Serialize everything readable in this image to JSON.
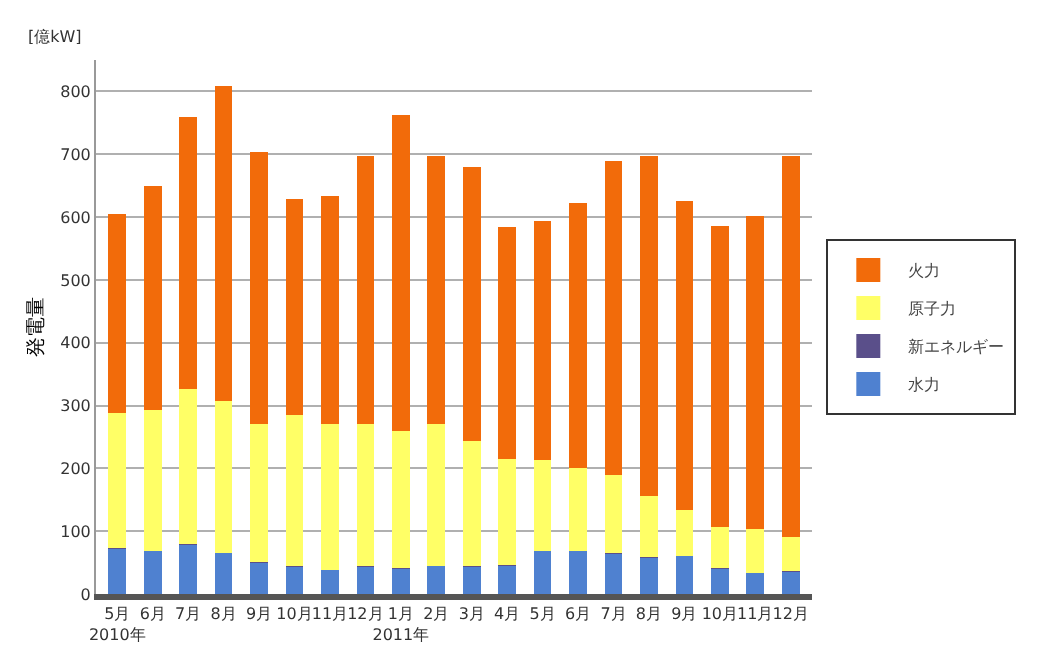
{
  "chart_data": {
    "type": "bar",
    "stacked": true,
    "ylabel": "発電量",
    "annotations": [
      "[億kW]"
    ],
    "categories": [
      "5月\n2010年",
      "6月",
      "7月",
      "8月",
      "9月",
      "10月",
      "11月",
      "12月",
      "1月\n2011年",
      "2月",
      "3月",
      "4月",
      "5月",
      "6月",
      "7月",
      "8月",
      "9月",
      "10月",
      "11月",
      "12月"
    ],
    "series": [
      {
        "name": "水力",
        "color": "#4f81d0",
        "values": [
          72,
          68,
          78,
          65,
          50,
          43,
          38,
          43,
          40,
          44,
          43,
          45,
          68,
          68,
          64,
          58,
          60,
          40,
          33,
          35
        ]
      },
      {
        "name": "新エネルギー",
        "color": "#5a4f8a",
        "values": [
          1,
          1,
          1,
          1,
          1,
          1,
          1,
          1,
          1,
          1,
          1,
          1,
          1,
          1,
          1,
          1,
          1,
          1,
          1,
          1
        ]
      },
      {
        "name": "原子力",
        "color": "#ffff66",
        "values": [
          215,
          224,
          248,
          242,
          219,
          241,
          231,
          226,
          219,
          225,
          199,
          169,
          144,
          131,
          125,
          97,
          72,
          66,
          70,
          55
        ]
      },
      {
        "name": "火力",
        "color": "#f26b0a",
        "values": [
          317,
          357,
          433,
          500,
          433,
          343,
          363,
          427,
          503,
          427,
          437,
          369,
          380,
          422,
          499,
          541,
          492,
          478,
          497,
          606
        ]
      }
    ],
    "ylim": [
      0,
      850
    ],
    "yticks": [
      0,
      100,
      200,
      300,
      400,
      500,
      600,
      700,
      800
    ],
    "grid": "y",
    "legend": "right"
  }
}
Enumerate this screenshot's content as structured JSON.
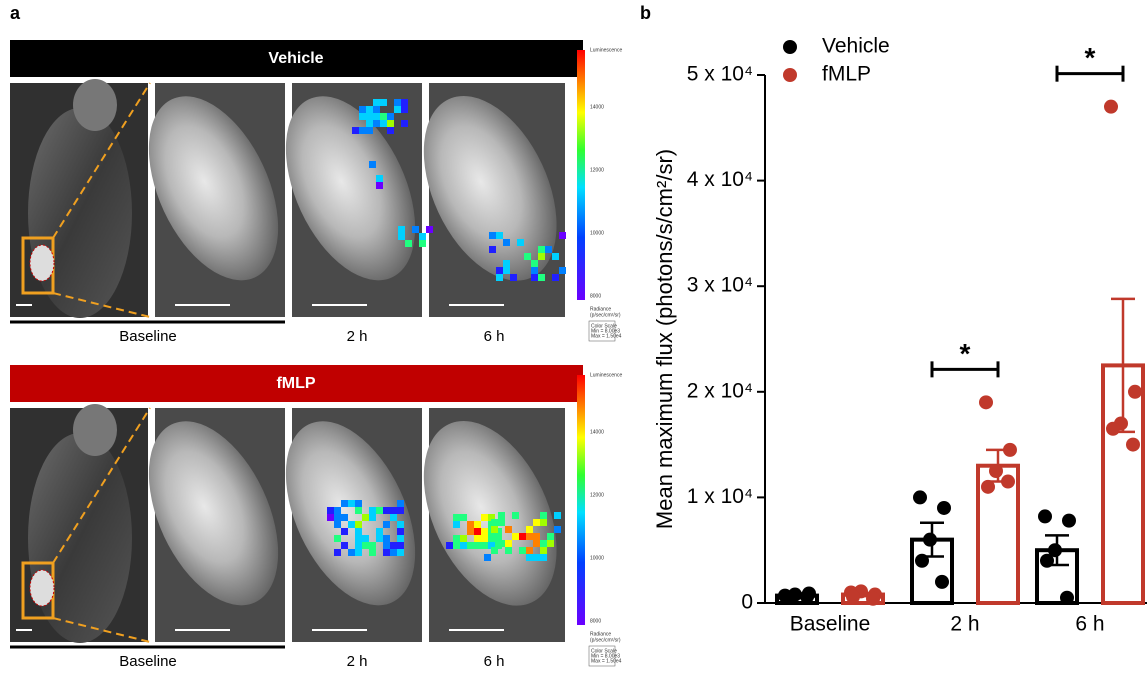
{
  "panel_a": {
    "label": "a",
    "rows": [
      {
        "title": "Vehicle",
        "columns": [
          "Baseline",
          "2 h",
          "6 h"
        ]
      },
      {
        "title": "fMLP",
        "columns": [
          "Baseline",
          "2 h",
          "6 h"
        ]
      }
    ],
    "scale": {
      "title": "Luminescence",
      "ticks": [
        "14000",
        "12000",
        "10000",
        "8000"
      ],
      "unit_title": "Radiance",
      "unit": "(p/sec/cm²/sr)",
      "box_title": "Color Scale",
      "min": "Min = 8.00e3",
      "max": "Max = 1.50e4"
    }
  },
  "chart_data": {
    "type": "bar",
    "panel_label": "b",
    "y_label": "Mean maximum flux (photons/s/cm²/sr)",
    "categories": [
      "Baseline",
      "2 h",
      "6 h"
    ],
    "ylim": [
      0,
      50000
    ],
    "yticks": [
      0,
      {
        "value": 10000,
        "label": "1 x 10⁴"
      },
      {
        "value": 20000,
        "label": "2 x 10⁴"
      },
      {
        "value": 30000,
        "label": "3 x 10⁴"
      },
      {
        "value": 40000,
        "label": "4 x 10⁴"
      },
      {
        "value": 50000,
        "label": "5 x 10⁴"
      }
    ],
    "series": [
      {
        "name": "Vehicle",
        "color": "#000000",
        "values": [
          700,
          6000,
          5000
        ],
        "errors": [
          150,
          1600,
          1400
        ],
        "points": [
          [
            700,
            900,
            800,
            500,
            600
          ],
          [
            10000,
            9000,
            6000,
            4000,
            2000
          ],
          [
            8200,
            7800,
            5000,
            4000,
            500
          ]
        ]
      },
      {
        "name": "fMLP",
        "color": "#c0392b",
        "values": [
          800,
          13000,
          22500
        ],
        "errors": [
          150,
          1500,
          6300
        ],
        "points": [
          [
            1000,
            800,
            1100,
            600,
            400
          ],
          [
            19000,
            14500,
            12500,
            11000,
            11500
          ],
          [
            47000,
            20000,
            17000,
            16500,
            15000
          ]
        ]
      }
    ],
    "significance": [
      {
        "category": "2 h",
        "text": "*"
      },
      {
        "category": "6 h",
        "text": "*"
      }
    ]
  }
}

--

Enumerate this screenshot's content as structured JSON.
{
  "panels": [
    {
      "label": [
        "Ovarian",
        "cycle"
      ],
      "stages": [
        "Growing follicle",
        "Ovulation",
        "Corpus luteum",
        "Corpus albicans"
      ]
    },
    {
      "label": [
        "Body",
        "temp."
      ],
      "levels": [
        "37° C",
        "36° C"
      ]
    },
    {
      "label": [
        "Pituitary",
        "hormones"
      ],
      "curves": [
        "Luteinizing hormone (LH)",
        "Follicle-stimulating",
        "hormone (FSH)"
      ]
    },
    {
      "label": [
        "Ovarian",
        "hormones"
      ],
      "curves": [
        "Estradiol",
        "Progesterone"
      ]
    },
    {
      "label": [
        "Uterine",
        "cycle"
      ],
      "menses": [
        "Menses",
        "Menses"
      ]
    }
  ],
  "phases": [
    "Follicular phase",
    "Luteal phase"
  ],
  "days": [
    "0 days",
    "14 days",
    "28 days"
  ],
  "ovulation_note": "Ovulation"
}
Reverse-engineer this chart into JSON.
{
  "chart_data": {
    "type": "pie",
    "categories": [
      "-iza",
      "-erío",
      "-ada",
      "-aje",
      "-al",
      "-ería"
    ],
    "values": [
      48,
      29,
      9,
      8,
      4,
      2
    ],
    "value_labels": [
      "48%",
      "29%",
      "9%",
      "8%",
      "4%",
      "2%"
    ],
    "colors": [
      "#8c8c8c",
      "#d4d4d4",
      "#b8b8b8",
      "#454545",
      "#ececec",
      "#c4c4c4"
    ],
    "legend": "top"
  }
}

--

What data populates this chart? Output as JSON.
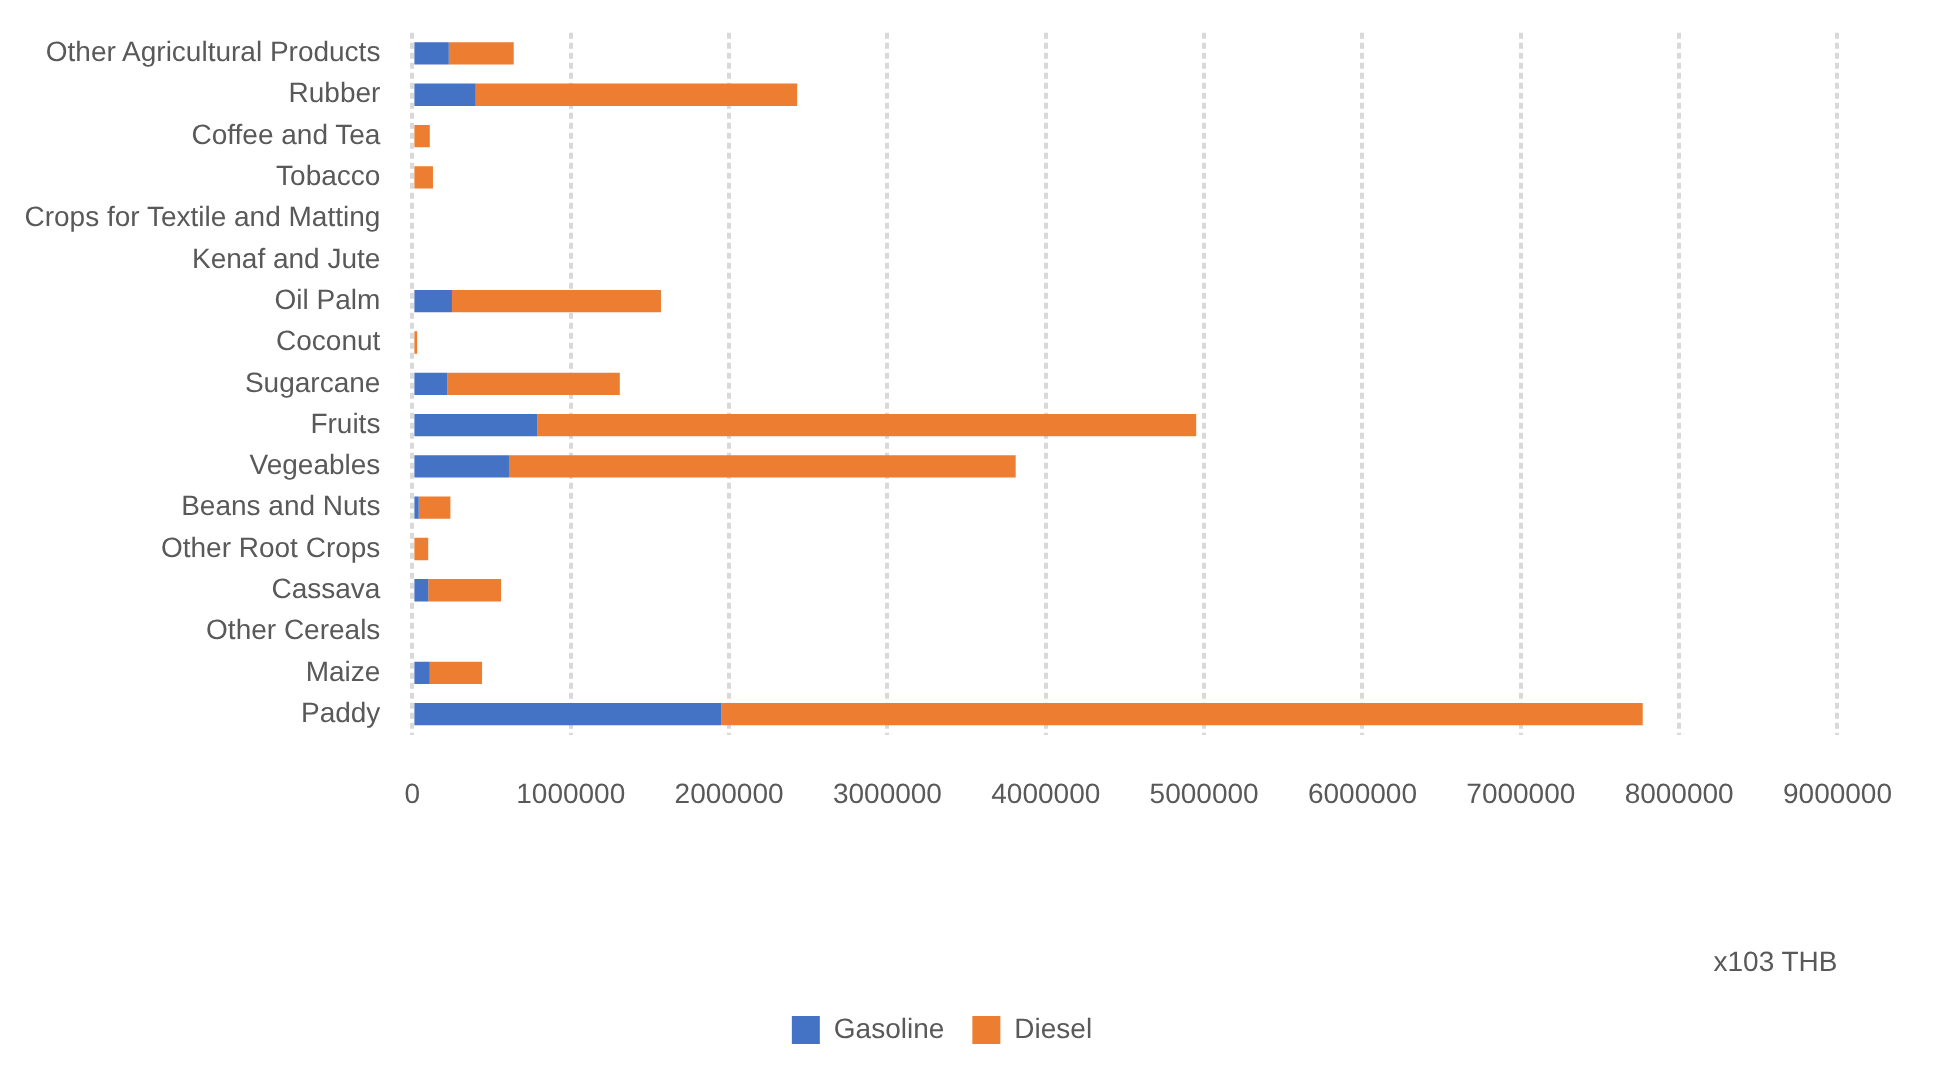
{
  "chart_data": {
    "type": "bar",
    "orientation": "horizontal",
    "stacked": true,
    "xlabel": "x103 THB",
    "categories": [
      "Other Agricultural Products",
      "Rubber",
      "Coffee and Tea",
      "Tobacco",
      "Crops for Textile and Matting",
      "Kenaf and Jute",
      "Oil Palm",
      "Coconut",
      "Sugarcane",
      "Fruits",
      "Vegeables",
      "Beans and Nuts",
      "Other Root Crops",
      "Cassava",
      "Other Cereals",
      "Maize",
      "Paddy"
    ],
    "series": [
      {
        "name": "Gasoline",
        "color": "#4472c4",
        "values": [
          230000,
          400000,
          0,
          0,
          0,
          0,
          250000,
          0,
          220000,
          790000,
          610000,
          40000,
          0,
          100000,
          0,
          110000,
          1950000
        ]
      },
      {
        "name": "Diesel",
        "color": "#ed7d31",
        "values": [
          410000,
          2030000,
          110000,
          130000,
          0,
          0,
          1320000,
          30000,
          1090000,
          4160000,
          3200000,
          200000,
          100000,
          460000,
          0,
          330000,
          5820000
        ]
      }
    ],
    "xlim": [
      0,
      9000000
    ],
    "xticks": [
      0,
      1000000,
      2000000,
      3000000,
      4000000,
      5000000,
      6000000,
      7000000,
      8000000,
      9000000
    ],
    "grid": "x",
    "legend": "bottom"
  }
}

_DIRECTION_
Across the entries, how many lines contain "name"? Reply with the number only.

_EXERCISE SOLUTION_
8